[What to do] Within the records that follow, find every line containing the string "quality". Copy those lines.

[Records for the task]

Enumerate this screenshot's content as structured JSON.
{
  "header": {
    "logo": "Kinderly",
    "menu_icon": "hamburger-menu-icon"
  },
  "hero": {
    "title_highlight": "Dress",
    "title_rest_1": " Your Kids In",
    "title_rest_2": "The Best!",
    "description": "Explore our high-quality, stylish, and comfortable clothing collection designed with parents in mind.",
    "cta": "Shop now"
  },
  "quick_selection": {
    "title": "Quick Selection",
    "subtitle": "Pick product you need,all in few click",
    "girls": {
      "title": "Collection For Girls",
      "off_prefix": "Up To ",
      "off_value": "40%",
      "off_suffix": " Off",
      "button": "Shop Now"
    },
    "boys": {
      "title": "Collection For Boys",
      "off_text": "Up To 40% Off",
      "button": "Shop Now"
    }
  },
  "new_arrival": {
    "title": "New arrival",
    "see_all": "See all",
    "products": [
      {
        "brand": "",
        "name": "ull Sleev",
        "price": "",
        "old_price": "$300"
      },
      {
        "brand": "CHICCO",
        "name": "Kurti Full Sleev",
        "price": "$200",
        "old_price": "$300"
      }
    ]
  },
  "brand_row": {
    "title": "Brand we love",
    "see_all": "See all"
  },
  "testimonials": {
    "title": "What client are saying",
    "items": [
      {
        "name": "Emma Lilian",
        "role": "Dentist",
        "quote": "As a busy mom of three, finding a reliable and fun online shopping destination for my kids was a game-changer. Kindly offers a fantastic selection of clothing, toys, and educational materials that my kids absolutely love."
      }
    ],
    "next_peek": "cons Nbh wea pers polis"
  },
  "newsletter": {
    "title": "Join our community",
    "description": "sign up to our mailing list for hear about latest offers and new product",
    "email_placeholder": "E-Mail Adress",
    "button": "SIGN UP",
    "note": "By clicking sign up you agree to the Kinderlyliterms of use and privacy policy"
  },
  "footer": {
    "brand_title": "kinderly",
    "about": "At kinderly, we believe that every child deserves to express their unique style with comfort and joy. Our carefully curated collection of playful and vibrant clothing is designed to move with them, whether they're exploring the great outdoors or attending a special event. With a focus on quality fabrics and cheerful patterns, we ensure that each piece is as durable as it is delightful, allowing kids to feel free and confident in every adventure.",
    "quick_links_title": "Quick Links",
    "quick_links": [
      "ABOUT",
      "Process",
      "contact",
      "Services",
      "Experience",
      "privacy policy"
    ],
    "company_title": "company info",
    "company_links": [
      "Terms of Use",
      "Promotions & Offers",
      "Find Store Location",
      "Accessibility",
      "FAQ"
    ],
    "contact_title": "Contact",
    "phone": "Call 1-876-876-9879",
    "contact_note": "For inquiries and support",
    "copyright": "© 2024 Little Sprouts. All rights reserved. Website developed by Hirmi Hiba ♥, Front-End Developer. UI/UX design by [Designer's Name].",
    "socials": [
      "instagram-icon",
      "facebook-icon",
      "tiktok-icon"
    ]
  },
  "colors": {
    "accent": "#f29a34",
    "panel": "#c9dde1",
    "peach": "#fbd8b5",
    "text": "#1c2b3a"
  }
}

[Written solution]
    "description": "Explore our high-quality, stylish, and comfortable clothing collection designed with parents in mind.",
    "about": "At kinderly, we believe that every child deserves to express their unique style with comfort and joy. Our carefully curated collection of playful and vibrant clothing is designed to move with them, whether they're exploring the great outdoors or attending a special event. With a focus on quality fabrics and cheerful patterns, we ensure that each piece is as durable as it is delightful, allowing kids to feel free and confident in every adventure.",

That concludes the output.